* _Stated goal_
Each line that holds the word "flag" counts once; give the total number of such lines and nothing else.

Collected data entries:
## begin
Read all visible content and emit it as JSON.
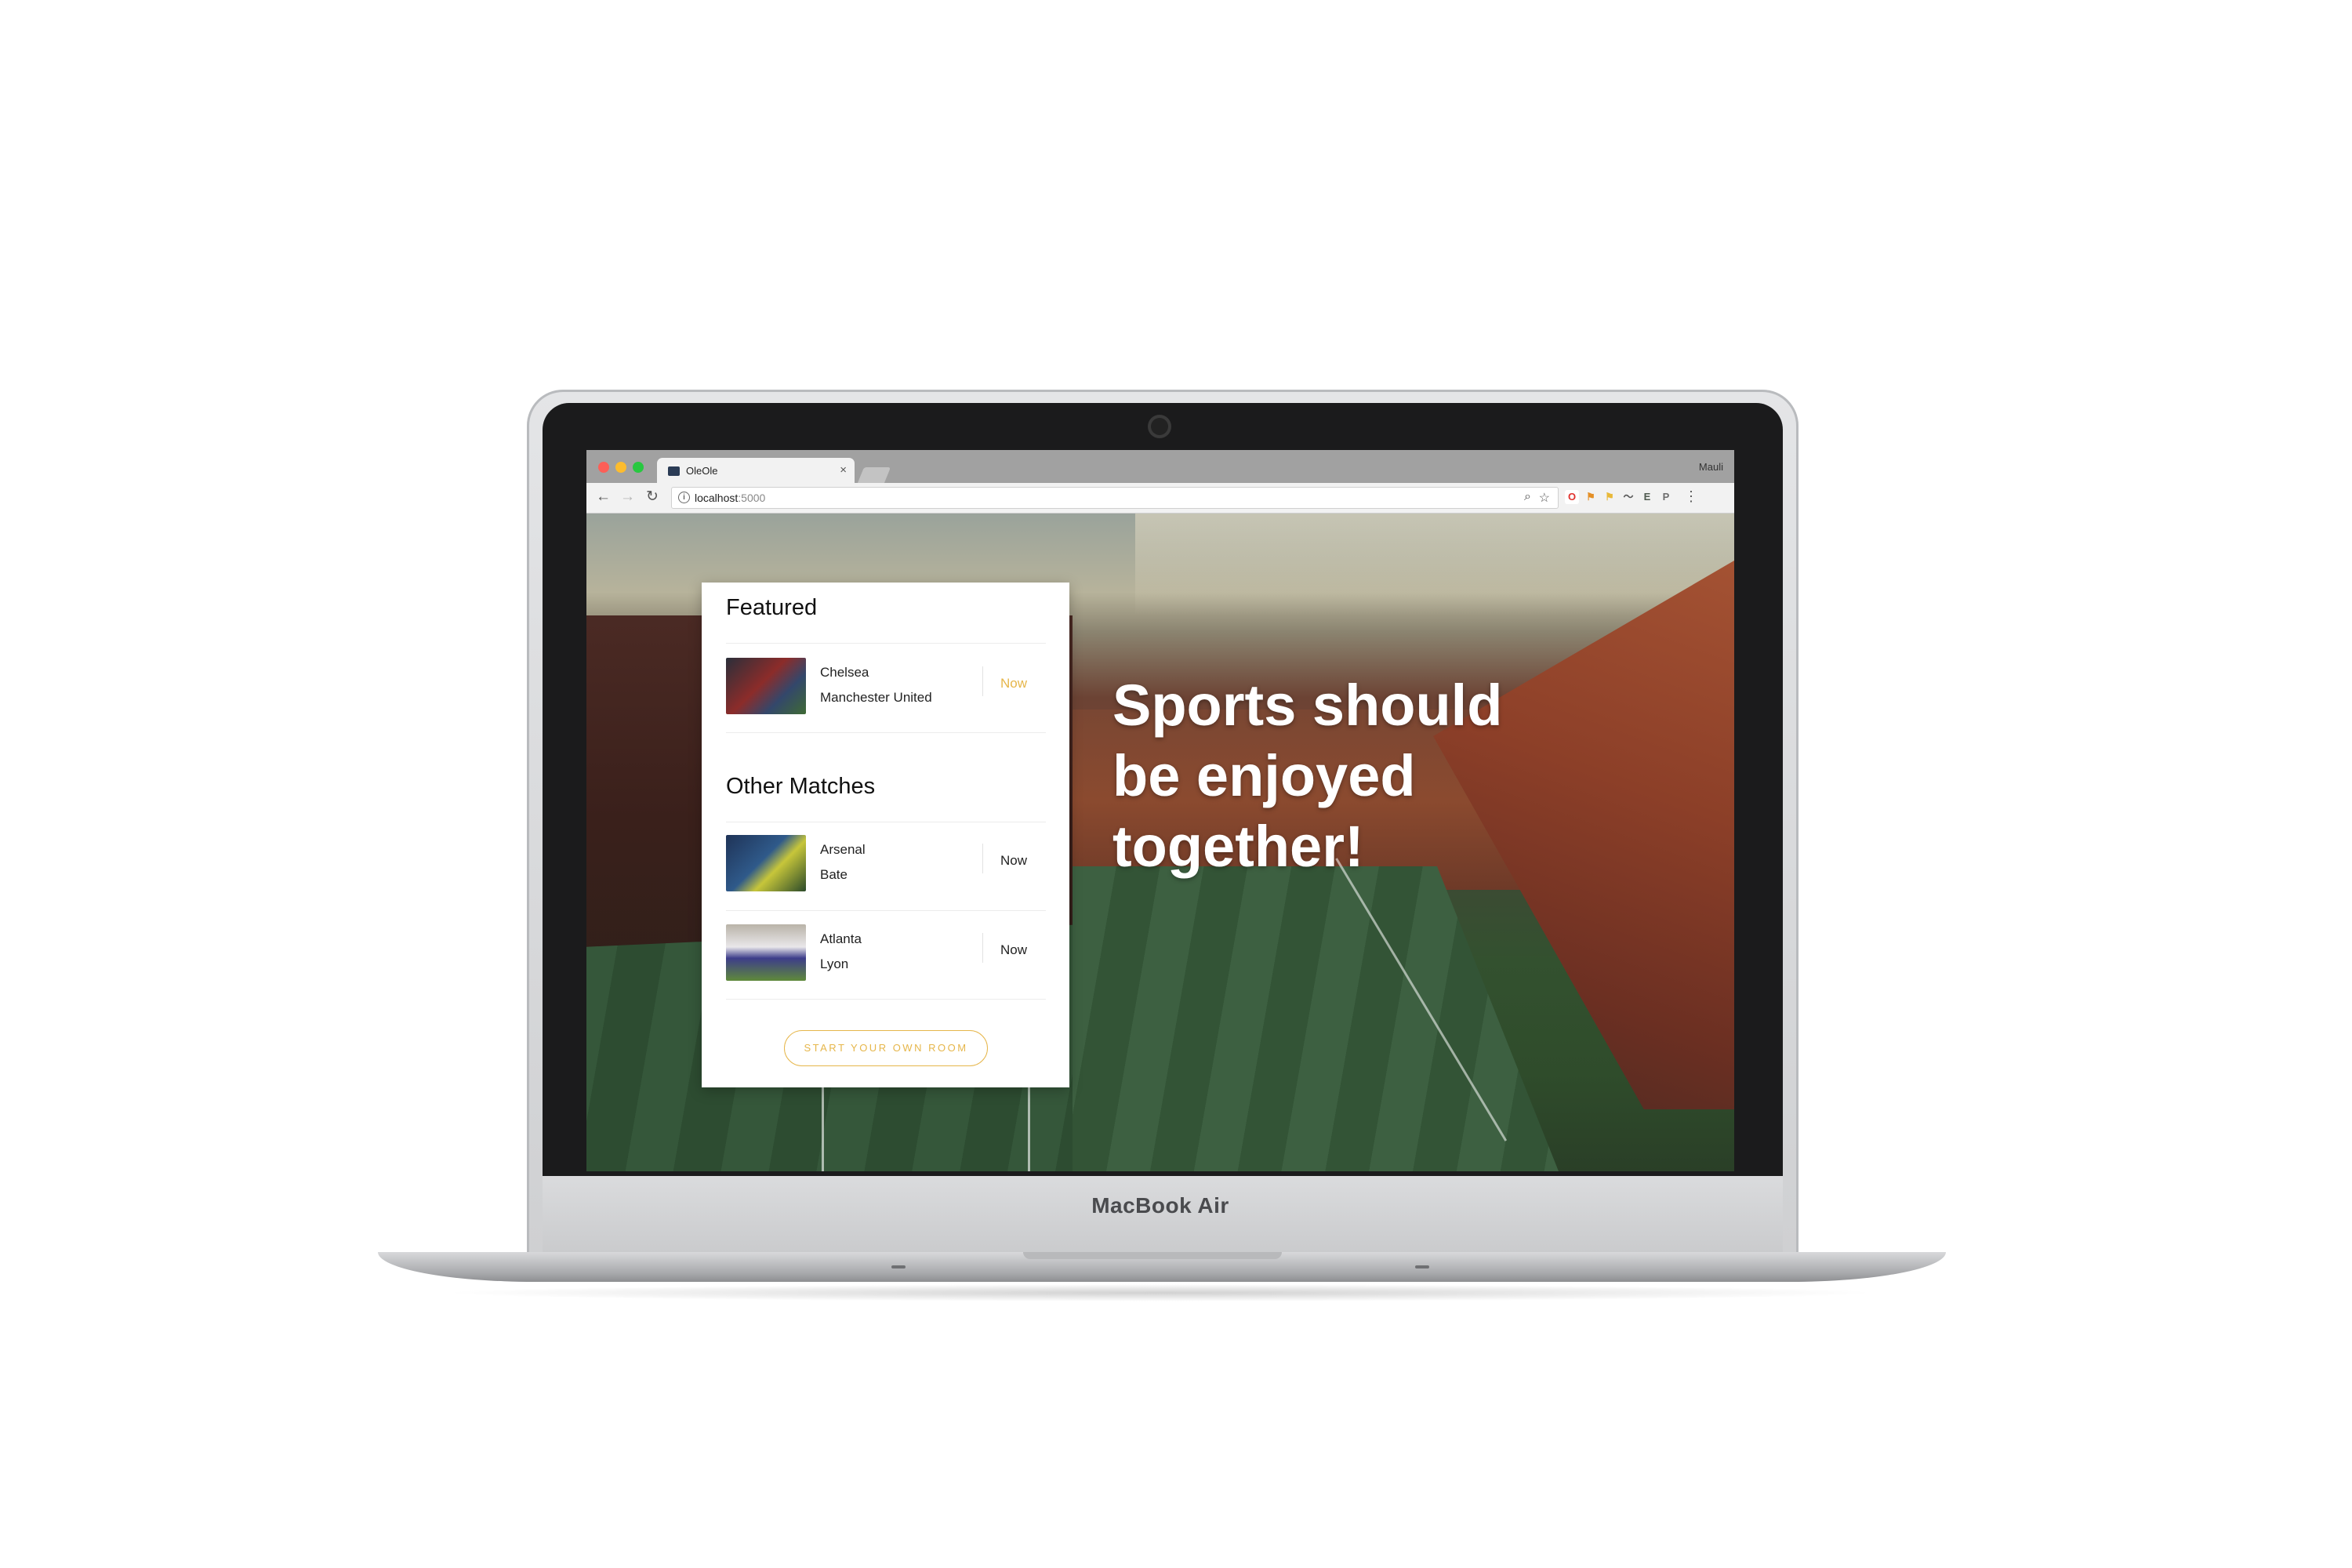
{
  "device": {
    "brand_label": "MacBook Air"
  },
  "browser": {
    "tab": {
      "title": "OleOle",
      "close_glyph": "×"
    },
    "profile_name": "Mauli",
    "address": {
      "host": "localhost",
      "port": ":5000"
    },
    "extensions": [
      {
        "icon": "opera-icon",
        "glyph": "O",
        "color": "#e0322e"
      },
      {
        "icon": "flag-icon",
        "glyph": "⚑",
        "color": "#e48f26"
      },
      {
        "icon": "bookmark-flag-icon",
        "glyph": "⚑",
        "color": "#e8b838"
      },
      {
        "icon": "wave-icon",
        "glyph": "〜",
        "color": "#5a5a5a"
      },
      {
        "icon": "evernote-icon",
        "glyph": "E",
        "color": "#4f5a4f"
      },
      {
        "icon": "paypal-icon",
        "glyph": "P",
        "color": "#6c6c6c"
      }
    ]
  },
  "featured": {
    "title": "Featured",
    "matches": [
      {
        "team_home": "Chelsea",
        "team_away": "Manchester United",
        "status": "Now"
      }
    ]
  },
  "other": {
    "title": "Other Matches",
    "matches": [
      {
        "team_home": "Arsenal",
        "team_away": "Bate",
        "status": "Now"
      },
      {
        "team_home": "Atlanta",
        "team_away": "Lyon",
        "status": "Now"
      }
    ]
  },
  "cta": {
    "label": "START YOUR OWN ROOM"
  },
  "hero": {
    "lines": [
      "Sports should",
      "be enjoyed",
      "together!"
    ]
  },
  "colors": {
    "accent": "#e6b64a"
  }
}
## end
* _Solution to this exercise_
2